** Data for review follows **

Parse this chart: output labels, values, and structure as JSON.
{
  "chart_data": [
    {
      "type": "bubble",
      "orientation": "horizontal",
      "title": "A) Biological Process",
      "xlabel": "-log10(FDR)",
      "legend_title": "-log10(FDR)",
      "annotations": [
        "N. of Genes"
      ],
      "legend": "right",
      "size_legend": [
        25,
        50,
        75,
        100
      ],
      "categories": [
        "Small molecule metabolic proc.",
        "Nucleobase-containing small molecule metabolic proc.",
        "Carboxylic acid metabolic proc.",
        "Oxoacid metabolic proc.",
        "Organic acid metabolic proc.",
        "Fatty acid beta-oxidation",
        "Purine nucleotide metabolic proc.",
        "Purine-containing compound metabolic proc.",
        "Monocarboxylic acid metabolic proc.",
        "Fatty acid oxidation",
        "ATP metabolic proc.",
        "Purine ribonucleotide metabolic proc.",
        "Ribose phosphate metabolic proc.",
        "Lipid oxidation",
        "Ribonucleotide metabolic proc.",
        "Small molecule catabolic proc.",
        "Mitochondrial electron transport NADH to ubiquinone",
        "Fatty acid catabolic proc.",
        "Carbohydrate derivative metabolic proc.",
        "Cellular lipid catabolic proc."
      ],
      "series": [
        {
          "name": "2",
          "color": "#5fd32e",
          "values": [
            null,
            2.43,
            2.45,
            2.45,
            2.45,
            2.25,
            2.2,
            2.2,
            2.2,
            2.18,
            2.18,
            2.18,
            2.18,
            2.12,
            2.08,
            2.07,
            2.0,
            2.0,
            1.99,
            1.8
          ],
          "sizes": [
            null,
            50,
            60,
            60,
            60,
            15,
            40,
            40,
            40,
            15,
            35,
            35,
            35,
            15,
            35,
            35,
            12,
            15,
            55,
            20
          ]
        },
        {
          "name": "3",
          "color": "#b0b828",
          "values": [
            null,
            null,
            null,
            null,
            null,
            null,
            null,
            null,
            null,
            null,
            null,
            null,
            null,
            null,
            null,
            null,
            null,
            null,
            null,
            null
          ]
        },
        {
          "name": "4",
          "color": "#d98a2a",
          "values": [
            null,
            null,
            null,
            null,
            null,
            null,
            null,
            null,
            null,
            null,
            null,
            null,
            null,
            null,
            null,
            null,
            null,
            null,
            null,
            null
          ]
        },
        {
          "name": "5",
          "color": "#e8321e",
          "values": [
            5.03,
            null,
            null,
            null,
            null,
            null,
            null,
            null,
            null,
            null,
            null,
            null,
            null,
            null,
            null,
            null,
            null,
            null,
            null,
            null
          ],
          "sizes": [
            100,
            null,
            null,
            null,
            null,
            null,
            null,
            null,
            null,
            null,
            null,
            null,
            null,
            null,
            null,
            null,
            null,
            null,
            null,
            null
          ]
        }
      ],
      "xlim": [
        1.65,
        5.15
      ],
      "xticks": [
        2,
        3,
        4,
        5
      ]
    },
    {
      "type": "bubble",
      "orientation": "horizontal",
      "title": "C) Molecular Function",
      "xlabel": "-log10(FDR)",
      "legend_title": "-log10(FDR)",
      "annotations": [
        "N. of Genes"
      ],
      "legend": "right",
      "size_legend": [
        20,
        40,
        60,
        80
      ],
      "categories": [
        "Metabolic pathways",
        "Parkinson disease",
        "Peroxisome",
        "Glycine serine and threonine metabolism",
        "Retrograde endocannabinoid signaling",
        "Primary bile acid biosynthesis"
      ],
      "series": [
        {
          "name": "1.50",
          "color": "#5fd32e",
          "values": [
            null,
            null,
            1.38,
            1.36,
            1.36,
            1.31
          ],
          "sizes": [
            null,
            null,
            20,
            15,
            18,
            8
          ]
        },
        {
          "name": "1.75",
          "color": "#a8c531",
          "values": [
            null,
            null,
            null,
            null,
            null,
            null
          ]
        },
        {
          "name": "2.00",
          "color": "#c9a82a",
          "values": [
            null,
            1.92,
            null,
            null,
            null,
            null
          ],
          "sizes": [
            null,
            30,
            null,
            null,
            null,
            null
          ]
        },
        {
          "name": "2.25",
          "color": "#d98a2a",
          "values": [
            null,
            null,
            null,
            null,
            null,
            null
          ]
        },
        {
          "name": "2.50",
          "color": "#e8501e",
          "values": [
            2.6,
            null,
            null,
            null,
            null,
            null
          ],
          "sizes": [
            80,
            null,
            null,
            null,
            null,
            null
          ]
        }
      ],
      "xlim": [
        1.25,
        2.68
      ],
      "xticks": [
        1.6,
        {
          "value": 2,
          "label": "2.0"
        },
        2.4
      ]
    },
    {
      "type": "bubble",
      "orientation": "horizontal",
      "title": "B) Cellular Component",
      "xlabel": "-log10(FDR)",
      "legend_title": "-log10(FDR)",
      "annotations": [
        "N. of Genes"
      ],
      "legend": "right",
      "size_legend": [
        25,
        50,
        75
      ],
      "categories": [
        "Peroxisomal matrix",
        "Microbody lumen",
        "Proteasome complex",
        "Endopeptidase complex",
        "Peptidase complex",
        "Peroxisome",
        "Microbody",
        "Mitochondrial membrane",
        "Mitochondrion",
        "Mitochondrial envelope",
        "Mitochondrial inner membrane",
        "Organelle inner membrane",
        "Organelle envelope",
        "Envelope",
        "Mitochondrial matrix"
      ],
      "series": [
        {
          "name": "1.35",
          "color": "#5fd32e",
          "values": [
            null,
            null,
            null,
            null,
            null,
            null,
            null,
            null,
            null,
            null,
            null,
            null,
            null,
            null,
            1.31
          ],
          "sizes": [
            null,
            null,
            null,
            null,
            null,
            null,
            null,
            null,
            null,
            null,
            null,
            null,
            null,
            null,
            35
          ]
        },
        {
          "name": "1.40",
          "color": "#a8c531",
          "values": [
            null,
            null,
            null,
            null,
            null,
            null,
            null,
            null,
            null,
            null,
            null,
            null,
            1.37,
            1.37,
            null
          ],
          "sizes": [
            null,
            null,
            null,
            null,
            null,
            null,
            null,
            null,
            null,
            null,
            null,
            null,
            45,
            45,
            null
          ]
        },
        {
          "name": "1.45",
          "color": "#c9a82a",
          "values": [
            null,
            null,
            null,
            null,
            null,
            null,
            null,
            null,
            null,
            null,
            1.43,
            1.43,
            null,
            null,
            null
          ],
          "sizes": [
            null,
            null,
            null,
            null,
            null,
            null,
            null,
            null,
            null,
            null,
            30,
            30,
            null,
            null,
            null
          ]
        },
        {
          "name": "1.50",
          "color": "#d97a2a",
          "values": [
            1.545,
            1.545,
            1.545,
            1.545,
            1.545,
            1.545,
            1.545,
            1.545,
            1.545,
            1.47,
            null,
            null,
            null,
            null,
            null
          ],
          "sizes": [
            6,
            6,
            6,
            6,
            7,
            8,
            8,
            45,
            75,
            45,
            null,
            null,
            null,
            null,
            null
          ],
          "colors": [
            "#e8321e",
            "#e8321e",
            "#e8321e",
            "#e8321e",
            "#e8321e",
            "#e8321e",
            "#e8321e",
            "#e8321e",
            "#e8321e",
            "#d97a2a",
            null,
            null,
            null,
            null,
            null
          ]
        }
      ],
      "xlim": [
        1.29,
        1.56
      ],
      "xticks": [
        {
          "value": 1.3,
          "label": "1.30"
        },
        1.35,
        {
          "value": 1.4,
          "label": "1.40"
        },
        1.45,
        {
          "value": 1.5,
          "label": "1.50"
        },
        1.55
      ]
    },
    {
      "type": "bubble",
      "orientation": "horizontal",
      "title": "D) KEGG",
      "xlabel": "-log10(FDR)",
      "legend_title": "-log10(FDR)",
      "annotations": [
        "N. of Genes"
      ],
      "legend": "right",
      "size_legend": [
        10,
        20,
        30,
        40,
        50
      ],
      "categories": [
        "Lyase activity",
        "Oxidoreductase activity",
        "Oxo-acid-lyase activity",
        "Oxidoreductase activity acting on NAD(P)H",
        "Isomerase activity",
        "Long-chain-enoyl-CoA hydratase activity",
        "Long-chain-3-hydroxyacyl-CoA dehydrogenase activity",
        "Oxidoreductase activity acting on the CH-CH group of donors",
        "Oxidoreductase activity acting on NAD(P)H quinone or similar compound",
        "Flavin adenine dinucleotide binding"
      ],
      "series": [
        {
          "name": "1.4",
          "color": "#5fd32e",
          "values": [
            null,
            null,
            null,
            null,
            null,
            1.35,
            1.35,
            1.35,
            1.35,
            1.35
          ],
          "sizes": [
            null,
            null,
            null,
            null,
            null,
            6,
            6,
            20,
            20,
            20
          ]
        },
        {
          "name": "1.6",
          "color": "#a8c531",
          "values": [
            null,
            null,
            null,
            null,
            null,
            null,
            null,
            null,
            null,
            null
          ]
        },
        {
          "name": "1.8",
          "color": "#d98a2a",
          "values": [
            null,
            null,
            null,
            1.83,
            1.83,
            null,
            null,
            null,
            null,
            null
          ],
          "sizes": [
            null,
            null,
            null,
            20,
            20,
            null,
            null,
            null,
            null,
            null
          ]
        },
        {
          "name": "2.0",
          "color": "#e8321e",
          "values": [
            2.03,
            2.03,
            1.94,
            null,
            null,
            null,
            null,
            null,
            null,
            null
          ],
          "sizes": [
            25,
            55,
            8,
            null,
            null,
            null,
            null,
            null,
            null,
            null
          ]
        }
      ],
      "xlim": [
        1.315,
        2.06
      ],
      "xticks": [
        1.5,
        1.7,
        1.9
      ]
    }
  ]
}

** End of Data for review **

■ Exercise directions
Where a line of the entries above holds the word "membrane", return that line.

■ Finished task
        "Mitochondrial membrane",
        "Mitochondrial inner membrane",
        "Organelle inner membrane",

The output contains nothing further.